ЗАДАНИЯ »
1/ Назовите все страны и края, где, согласно исходному тексту, напрасно ищут рынок для промыслов.
2/ Пожалуйста, верните без изменений фрагмент исходного текста от слов «Россия -- для» до слов «это большим несчастьем?» включительно.

ИСХОДНЫЙ ТЕКСТ »
+ + + + +

Россия -- для русских

   
   Допустимте на минуту, что это возможно, что это уже случилось, что европейские границы закрыты для нашего хлеба. Раз нет вывоза -- невозможен и ввоз: все то, что наше образованное общество получает на Западе, оно будет вынуждено покупать дома. Как вы думаете -- будет ли это большим несчастьем?
   Мне кажется, первым последствием закрытия границ будет стремительный подъем русского производства. К нам точно с неба упадет тот рынок, отсутствие которого угнетает все промыслы и которого мы напрасно ищем в Персии, Туркестане, Турции. К нам вернется из-за границы наш русский покупатель -- все образованное общество, весь богатый класс. Спрос на внутренние товары подымется на сумму теперешнего ввоза: подумайте, какой это электрический толчок для "предложения"! Оживятся старые промыслы и разовьются новые -- до уровня европейски воспитанного вкуса, европейской требовательности потребителей. Теперь дойти до этого уровня наша промышленность не может: на дороге у нее -- неодолимый конкурент, Западная Европа, которая берет верх не только совершенством и дешевизной товаров, имеющих широкий сбыт, но и привлекательностью всего, что чужое. Достаточно хоть ненадолго избавиться от этой конкуренции, чтобы наша промышленность забрала ход, приобрела инерцию, пустила корни и приняла бы формы здорового явления. Теперь она и недоброкачественна, и дорога, как все незрелое. Теперь она -- государственный паразит, искусственно вскармливаемое, парниковое растение, народу малодоступное. Явится сильный спрос -- возможна будет широта предприятий, товары сделаются разнообразнее, лучше и дешевле. С ними должно произойти то же, что, например, с русскими ситцами: как только выяснилось, что для них есть огромный внутренний рынок, они вытеснили иностранные ситцы, и качество их поднималось вместе с упадком цен. Явись у нас внутренний рынок для дорогих тканей, машин, мебели, предметов роскоши и комфорта -- поднялась бы и русская фабрикация их. Если наши дорогие товары хуже иностранных, то не от того, поверьте, что фабрикантам лень выписать иностранные образцы и добиться точь-в-точь такого же совершенства. Не лень, а нет выгоды: товары высокого качества требуют широкого сбыта, иначе их производство дороже иностранного. Поневоле приходится вырабатывать вещи поплоше, подешевле, рассчитывая не на богатый класс, а на бедный. Вернуть богатого покупателя из-за границы -- это было бы новой эрой для нашей промышленности, и только при этом условии осуществился бы замысел Петра I, желавшего видеть Россию страной, не зависимой от иностранцев. Петр лихорадочно спешил заводить фабрики у себя дома, но богатый покупатель ушел за границу -- и великая мечта повисла в воздухе.

+ + + + +

ФРАГМЕНТЫ ЗАПИСЕЙ »
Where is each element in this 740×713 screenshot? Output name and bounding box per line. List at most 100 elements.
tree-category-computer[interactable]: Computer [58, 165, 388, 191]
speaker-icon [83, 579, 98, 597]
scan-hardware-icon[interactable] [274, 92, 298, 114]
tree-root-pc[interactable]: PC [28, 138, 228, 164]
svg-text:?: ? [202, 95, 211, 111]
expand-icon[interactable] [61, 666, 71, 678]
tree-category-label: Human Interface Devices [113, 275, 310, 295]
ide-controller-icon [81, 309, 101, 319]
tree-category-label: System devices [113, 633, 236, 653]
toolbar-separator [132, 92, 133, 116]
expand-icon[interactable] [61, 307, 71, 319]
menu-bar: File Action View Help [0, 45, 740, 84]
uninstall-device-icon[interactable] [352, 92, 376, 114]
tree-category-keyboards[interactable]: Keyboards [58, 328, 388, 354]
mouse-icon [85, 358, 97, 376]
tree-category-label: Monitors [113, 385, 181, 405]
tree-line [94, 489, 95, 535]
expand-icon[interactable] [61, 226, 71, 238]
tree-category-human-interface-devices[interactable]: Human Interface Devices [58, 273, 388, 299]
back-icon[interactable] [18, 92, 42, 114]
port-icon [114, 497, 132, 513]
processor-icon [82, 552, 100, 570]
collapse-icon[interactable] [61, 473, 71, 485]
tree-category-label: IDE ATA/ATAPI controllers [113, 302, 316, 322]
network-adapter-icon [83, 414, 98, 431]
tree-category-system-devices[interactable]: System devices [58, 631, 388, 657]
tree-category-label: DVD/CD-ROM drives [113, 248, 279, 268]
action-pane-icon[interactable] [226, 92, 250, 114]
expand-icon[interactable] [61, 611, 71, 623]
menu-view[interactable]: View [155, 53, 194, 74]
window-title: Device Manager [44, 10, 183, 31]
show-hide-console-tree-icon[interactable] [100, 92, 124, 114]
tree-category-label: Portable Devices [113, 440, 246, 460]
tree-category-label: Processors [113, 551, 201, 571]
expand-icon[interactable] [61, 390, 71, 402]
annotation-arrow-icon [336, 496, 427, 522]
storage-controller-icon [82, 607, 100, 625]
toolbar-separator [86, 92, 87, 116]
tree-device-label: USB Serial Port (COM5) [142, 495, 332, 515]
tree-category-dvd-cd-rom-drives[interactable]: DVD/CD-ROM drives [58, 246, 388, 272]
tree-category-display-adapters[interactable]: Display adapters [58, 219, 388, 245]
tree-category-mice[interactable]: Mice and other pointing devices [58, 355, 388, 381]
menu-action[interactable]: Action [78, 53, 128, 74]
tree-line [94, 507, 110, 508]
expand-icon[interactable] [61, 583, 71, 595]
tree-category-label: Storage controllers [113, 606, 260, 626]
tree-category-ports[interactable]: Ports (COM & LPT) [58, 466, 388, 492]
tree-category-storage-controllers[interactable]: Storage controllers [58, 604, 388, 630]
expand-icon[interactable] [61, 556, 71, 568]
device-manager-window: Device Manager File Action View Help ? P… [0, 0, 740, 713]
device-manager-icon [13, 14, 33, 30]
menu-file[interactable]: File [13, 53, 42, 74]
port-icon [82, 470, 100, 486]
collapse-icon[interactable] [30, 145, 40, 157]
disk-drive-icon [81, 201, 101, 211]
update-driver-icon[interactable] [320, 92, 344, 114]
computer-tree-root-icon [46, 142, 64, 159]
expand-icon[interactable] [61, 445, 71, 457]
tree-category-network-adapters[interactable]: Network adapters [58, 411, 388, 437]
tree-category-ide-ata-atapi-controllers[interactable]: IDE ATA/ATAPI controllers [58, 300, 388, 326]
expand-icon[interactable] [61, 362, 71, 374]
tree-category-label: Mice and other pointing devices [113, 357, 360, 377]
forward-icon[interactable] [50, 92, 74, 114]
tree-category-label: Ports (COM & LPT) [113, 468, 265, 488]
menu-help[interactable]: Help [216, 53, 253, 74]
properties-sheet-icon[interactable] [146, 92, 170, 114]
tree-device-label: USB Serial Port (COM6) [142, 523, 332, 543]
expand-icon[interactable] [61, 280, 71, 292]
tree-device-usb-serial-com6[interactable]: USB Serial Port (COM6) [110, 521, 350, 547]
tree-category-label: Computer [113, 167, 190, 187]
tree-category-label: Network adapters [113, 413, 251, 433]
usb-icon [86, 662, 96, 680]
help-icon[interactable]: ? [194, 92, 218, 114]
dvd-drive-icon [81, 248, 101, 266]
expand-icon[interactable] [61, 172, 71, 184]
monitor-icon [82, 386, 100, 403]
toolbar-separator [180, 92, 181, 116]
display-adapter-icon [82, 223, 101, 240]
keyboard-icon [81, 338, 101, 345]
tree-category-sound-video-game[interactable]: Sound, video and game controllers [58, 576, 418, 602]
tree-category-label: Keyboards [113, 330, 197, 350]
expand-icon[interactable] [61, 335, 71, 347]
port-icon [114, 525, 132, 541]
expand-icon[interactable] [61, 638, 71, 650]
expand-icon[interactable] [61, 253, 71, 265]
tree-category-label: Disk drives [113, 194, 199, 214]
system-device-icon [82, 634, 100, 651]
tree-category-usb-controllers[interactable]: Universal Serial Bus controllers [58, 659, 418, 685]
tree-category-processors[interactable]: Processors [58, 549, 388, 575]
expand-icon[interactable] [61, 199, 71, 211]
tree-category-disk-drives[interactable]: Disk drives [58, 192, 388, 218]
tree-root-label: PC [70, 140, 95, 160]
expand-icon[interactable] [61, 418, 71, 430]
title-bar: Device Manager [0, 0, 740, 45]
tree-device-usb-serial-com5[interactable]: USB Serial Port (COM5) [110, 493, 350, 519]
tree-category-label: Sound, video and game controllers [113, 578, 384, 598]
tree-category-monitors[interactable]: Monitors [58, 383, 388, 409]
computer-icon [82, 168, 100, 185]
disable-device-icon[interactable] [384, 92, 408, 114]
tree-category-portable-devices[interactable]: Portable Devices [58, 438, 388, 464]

+ + + + +

ОТВЕТЫ »
1/ Персия, Туркестан, Турция.

2/
Россия -- для русских

   
   Допустимте на минуту, что это возможно, что это уже случилось, что европейские границы закрыты для нашего хлеба. Раз нет вывоза -- невозможен и ввоз: все то, что наше образованное общество получает на Западе, оно будет вынуждено покупать дома. Как вы думаете -- будет ли это большим несчастьем?